_PROBLEM_
Extract all lines that hold the string "stroke".

_RECORD EXCERPTS_
## START

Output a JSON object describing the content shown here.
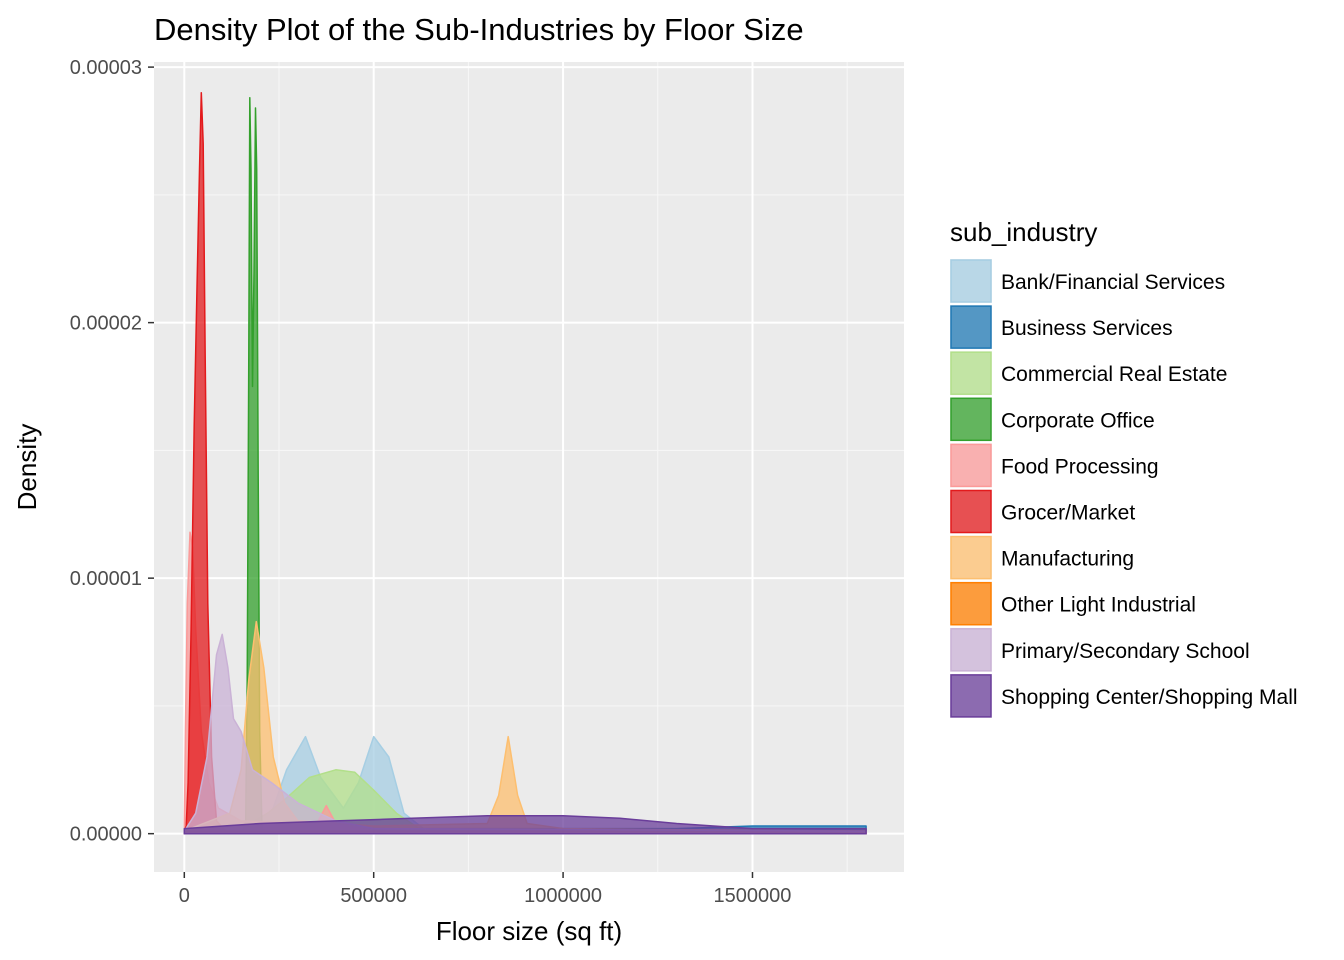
{
  "chart_data": {
    "type": "area",
    "title": "Density Plot of the Sub-Industries by Floor Size",
    "xlabel": "Floor size (sq ft)",
    "ylabel": "Density",
    "xlim": [
      -80000,
      1900000
    ],
    "ylim": [
      -1.5e-06,
      3.02e-05
    ],
    "x_ticks": [
      0,
      500000,
      1000000,
      1500000
    ],
    "x_tick_labels": [
      "0",
      "500000",
      "1000000",
      "1500000"
    ],
    "y_ticks": [
      0,
      1e-05,
      2e-05,
      3e-05
    ],
    "y_tick_labels": [
      "0.00000",
      "0.00001",
      "0.00002",
      "0.00003"
    ],
    "grid": true,
    "legend": {
      "title": "sub_industry",
      "position": "right"
    },
    "series": [
      {
        "name": "Bank/Financial Services",
        "fill": "#A6CEE3",
        "stroke": "#A6CEE3",
        "points": [
          [
            0,
            1e-07
          ],
          [
            150000,
            2e-07
          ],
          [
            230000,
            8e-07
          ],
          [
            270000,
            2.5e-06
          ],
          [
            320000,
            3.8e-06
          ],
          [
            360000,
            2.2e-06
          ],
          [
            420000,
            1e-06
          ],
          [
            460000,
            2e-06
          ],
          [
            500000,
            3.8e-06
          ],
          [
            540000,
            3e-06
          ],
          [
            580000,
            8e-07
          ],
          [
            640000,
            1e-07
          ],
          [
            900000,
            1e-07
          ],
          [
            1800000,
            1e-07
          ]
        ]
      },
      {
        "name": "Business Services",
        "fill": "#1F78B4",
        "stroke": "#1F78B4",
        "points": [
          [
            0,
            1e-07
          ],
          [
            500000,
            2e-07
          ],
          [
            1000000,
            2e-07
          ],
          [
            1300000,
            2e-07
          ],
          [
            1500000,
            3e-07
          ],
          [
            1800000,
            3e-07
          ]
        ]
      },
      {
        "name": "Commercial Real Estate",
        "fill": "#B2DF8A",
        "stroke": "#B2DF8A",
        "points": [
          [
            0,
            1e-07
          ],
          [
            150000,
            2e-07
          ],
          [
            220000,
            8e-07
          ],
          [
            270000,
            1.4e-06
          ],
          [
            330000,
            2.2e-06
          ],
          [
            400000,
            2.5e-06
          ],
          [
            450000,
            2.4e-06
          ],
          [
            500000,
            1.7e-06
          ],
          [
            560000,
            8e-07
          ],
          [
            620000,
            2e-07
          ],
          [
            700000,
            1e-07
          ],
          [
            1800000,
            1e-07
          ]
        ]
      },
      {
        "name": "Corporate Office",
        "fill": "#33A02C",
        "stroke": "#33A02C",
        "points": [
          [
            155000,
            1e-07
          ],
          [
            162000,
            5e-07
          ],
          [
            166000,
            6e-06
          ],
          [
            170000,
            1.8e-05
          ],
          [
            173000,
            2.88e-05
          ],
          [
            176000,
            2.6e-05
          ],
          [
            180000,
            1.75e-05
          ],
          [
            184000,
            2.2e-05
          ],
          [
            188000,
            2.84e-05
          ],
          [
            191000,
            2.6e-05
          ],
          [
            195000,
            1.4e-05
          ],
          [
            199000,
            4e-06
          ],
          [
            205000,
            2e-07
          ],
          [
            215000,
            1e-07
          ]
        ]
      },
      {
        "name": "Food Processing",
        "fill": "#FB9A99",
        "stroke": "#FB9A99",
        "points": [
          [
            0,
            1e-07
          ],
          [
            3000,
            4e-06
          ],
          [
            8000,
            9e-06
          ],
          [
            15000,
            1.18e-05
          ],
          [
            22000,
            1.12e-05
          ],
          [
            30000,
            8e-06
          ],
          [
            45000,
            4e-06
          ],
          [
            65000,
            2e-06
          ],
          [
            90000,
            1e-06
          ],
          [
            150000,
            5e-07
          ],
          [
            350000,
            4e-07
          ],
          [
            375000,
            1.1e-06
          ],
          [
            400000,
            4e-07
          ],
          [
            500000,
            1e-07
          ],
          [
            1800000,
            1e-07
          ]
        ]
      },
      {
        "name": "Grocer/Market",
        "fill": "#E31A1C",
        "stroke": "#E31A1C",
        "points": [
          [
            0,
            1e-07
          ],
          [
            5000,
            3e-07
          ],
          [
            10000,
            2e-06
          ],
          [
            18000,
            8e-06
          ],
          [
            26000,
            1.6e-05
          ],
          [
            33000,
            2.1e-05
          ],
          [
            40000,
            2.6e-05
          ],
          [
            45000,
            2.9e-05
          ],
          [
            50000,
            2.7e-05
          ],
          [
            55000,
            1.9e-05
          ],
          [
            62000,
            9e-06
          ],
          [
            72000,
            3e-06
          ],
          [
            85000,
            5e-07
          ],
          [
            110000,
            1e-07
          ],
          [
            1800000,
            1e-07
          ]
        ]
      },
      {
        "name": "Manufacturing",
        "fill": "#FDBF6F",
        "stroke": "#FDBF6F",
        "points": [
          [
            0,
            1e-07
          ],
          [
            120000,
            8e-07
          ],
          [
            150000,
            2.5e-06
          ],
          [
            170000,
            6e-06
          ],
          [
            190000,
            8.3e-06
          ],
          [
            210000,
            6.5e-06
          ],
          [
            235000,
            3e-06
          ],
          [
            265000,
            1.2e-06
          ],
          [
            300000,
            5e-07
          ],
          [
            500000,
            3e-07
          ],
          [
            800000,
            4e-07
          ],
          [
            830000,
            1.5e-06
          ],
          [
            855000,
            3.8e-06
          ],
          [
            880000,
            1.5e-06
          ],
          [
            905000,
            4e-07
          ],
          [
            1000000,
            2e-07
          ],
          [
            1800000,
            1e-07
          ]
        ]
      },
      {
        "name": "Other Light Industrial",
        "fill": "#FF7F00",
        "stroke": "#FF7F00",
        "points": [
          [
            0,
            1e-07
          ],
          [
            1800000,
            1e-07
          ]
        ]
      },
      {
        "name": "Primary/Secondary School",
        "fill": "#CAB2D6",
        "stroke": "#CAB2D6",
        "points": [
          [
            0,
            1e-07
          ],
          [
            30000,
            8e-07
          ],
          [
            60000,
            3e-06
          ],
          [
            85000,
            7e-06
          ],
          [
            100000,
            7.8e-06
          ],
          [
            115000,
            6.5e-06
          ],
          [
            130000,
            4.5e-06
          ],
          [
            150000,
            4e-06
          ],
          [
            180000,
            2.5e-06
          ],
          [
            230000,
            2e-06
          ],
          [
            300000,
            1.2e-06
          ],
          [
            400000,
            5e-07
          ],
          [
            500000,
            2e-07
          ],
          [
            1800000,
            1e-07
          ]
        ]
      },
      {
        "name": "Shopping Center/Shopping Mall",
        "fill": "#6A3D9A",
        "stroke": "#6A3D9A",
        "points": [
          [
            0,
            2e-07
          ],
          [
            200000,
            4e-07
          ],
          [
            400000,
            5e-07
          ],
          [
            600000,
            6e-07
          ],
          [
            800000,
            7e-07
          ],
          [
            1000000,
            7e-07
          ],
          [
            1150000,
            6e-07
          ],
          [
            1300000,
            4e-07
          ],
          [
            1500000,
            2e-07
          ],
          [
            1650000,
            2e-07
          ],
          [
            1800000,
            2e-07
          ]
        ]
      }
    ]
  }
}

## END

_TASK RESPONSE_
        "stroke": "#A6CEE3",
        "stroke": "#1F78B4",
        "stroke": "#B2DF8A",
        "stroke": "#33A02C",
        "stroke": "#FB9A99",
        "stroke": "#E31A1C",
        "stroke": "#FDBF6F",
        "stroke": "#FF7F00",
        "stroke": "#CAB2D6",
        "stroke": "#6A3D9A",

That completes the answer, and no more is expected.